§ Requirements:
Tally every line of the listing below that holds "这样可使数据更准确", then give the tally alone.

§ Dataset content:
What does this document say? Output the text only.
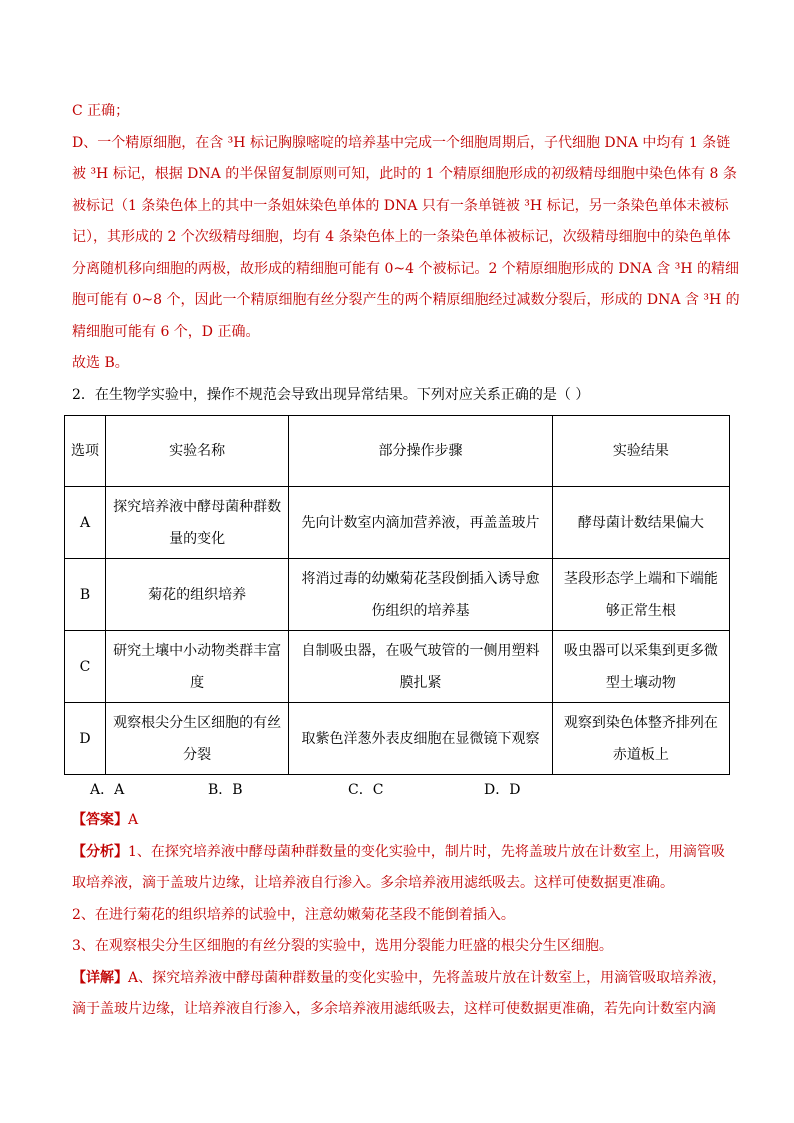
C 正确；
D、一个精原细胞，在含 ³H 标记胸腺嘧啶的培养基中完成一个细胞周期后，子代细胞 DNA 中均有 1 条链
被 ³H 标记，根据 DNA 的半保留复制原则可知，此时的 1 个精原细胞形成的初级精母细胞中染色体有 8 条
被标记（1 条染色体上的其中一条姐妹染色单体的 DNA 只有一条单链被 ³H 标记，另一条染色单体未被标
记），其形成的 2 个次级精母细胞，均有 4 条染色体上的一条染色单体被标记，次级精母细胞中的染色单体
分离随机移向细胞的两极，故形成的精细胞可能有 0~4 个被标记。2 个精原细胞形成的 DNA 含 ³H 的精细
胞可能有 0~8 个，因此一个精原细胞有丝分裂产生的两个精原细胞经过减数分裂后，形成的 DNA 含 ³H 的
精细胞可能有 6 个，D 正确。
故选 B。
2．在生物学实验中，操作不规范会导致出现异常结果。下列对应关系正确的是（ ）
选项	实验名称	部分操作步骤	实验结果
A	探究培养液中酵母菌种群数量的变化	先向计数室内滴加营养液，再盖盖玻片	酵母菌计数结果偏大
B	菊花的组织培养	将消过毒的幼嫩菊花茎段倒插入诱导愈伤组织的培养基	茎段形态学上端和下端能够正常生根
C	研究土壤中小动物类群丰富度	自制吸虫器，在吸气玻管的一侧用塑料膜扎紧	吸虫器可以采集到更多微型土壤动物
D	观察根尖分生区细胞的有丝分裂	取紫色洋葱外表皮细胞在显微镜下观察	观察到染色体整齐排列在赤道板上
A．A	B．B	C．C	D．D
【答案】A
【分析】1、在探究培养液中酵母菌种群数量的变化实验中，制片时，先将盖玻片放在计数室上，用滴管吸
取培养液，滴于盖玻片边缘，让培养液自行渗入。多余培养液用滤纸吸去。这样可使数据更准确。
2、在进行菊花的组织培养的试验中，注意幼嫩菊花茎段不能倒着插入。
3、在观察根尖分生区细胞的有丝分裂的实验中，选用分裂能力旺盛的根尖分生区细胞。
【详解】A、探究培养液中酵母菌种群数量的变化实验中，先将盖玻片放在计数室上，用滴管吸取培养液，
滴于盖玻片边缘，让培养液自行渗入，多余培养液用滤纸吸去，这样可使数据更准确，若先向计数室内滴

§ Correct output:
2